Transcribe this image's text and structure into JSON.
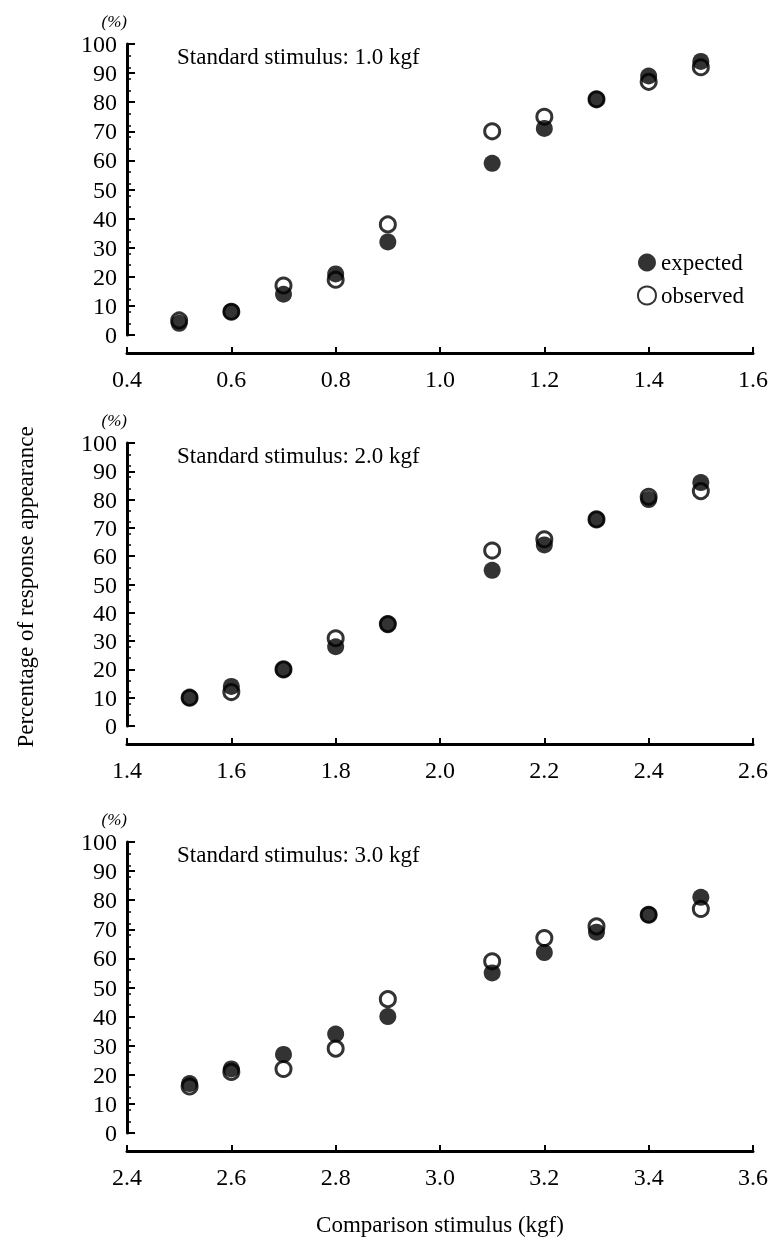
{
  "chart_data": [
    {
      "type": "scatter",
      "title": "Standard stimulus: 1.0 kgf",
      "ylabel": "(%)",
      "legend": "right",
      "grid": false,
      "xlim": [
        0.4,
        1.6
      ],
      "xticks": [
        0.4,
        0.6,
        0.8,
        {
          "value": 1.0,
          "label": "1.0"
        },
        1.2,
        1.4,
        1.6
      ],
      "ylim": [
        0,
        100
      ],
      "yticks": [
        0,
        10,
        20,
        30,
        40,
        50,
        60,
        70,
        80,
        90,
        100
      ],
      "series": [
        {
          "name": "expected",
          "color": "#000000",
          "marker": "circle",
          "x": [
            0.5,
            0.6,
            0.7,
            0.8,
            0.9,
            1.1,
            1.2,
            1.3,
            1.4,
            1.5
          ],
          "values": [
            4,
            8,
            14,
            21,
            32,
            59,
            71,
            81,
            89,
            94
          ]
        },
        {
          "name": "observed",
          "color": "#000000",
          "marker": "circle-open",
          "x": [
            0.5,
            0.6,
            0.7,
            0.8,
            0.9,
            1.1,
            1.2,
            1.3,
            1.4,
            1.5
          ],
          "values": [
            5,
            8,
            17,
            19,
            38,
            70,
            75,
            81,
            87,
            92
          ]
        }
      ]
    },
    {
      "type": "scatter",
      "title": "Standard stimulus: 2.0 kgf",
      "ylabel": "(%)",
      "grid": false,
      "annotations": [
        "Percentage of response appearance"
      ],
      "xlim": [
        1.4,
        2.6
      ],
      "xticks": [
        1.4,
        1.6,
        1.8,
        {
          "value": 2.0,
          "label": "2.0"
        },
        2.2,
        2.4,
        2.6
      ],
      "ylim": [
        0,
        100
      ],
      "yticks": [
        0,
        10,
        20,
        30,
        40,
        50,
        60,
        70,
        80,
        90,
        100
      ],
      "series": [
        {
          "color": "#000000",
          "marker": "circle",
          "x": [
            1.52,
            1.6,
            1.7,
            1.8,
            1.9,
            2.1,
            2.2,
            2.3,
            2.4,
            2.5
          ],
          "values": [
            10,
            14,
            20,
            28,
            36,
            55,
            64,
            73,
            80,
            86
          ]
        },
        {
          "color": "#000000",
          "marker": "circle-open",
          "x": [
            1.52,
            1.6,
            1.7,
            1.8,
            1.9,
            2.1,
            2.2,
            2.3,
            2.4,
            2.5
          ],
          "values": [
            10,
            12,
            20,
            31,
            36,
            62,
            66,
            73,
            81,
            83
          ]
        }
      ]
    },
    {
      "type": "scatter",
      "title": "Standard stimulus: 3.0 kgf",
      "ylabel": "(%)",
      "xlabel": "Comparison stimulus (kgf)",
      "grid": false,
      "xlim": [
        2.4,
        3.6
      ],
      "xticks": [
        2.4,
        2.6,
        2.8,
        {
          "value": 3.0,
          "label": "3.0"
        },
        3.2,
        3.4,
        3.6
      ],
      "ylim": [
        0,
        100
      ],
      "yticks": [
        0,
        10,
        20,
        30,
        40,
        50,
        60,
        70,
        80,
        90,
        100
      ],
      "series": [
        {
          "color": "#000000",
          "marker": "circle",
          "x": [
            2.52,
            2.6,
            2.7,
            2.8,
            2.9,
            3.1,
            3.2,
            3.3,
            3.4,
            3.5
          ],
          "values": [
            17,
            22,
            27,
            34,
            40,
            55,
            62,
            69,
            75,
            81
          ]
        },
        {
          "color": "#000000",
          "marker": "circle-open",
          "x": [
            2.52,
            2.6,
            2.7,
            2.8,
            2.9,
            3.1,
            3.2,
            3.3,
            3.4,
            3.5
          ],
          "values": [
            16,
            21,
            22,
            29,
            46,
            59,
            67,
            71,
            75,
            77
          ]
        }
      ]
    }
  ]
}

-=-=-=-=-

_What you should do_
Copy the records word for word, leaving no picture in the copy.

_Exercise solution_
Transcribe this image's text and structure into JSON.
{
  "chart_data": [
    {
      "type": "scatter",
      "title": "Standard stimulus: 1.0 kgf",
      "ylabel": "(%)",
      "legend": "right",
      "grid": false,
      "xlim": [
        0.4,
        1.6
      ],
      "xticks": [
        0.4,
        0.6,
        0.8,
        {
          "value": 1.0,
          "label": "1.0"
        },
        1.2,
        1.4,
        1.6
      ],
      "ylim": [
        0,
        100
      ],
      "yticks": [
        0,
        10,
        20,
        30,
        40,
        50,
        60,
        70,
        80,
        90,
        100
      ],
      "series": [
        {
          "name": "expected",
          "color": "#000000",
          "marker": "circle",
          "x": [
            0.5,
            0.6,
            0.7,
            0.8,
            0.9,
            1.1,
            1.2,
            1.3,
            1.4,
            1.5
          ],
          "values": [
            4,
            8,
            14,
            21,
            32,
            59,
            71,
            81,
            89,
            94
          ]
        },
        {
          "name": "observed",
          "color": "#000000",
          "marker": "circle-open",
          "x": [
            0.5,
            0.6,
            0.7,
            0.8,
            0.9,
            1.1,
            1.2,
            1.3,
            1.4,
            1.5
          ],
          "values": [
            5,
            8,
            17,
            19,
            38,
            70,
            75,
            81,
            87,
            92
          ]
        }
      ]
    },
    {
      "type": "scatter",
      "title": "Standard stimulus: 2.0 kgf",
      "ylabel": "(%)",
      "grid": false,
      "annotations": [
        "Percentage of response appearance"
      ],
      "xlim": [
        1.4,
        2.6
      ],
      "xticks": [
        1.4,
        1.6,
        1.8,
        {
          "value": 2.0,
          "label": "2.0"
        },
        2.2,
        2.4,
        2.6
      ],
      "ylim": [
        0,
        100
      ],
      "yticks": [
        0,
        10,
        20,
        30,
        40,
        50,
        60,
        70,
        80,
        90,
        100
      ],
      "series": [
        {
          "color": "#000000",
          "marker": "circle",
          "x": [
            1.52,
            1.6,
            1.7,
            1.8,
            1.9,
            2.1,
            2.2,
            2.3,
            2.4,
            2.5
          ],
          "values": [
            10,
            14,
            20,
            28,
            36,
            55,
            64,
            73,
            80,
            86
          ]
        },
        {
          "color": "#000000",
          "marker": "circle-open",
          "x": [
            1.52,
            1.6,
            1.7,
            1.8,
            1.9,
            2.1,
            2.2,
            2.3,
            2.4,
            2.5
          ],
          "values": [
            10,
            12,
            20,
            31,
            36,
            62,
            66,
            73,
            81,
            83
          ]
        }
      ]
    },
    {
      "type": "scatter",
      "title": "Standard stimulus: 3.0 kgf",
      "ylabel": "(%)",
      "xlabel": "Comparison stimulus (kgf)",
      "grid": false,
      "xlim": [
        2.4,
        3.6
      ],
      "xticks": [
        2.4,
        2.6,
        2.8,
        {
          "value": 3.0,
          "label": "3.0"
        },
        3.2,
        3.4,
        3.6
      ],
      "ylim": [
        0,
        100
      ],
      "yticks": [
        0,
        10,
        20,
        30,
        40,
        50,
        60,
        70,
        80,
        90,
        100
      ],
      "series": [
        {
          "color": "#000000",
          "marker": "circle",
          "x": [
            2.52,
            2.6,
            2.7,
            2.8,
            2.9,
            3.1,
            3.2,
            3.3,
            3.4,
            3.5
          ],
          "values": [
            17,
            22,
            27,
            34,
            40,
            55,
            62,
            69,
            75,
            81
          ]
        },
        {
          "color": "#000000",
          "marker": "circle-open",
          "x": [
            2.52,
            2.6,
            2.7,
            2.8,
            2.9,
            3.1,
            3.2,
            3.3,
            3.4,
            3.5
          ],
          "values": [
            16,
            21,
            22,
            29,
            46,
            59,
            67,
            71,
            75,
            77
          ]
        }
      ]
    }
  ]
}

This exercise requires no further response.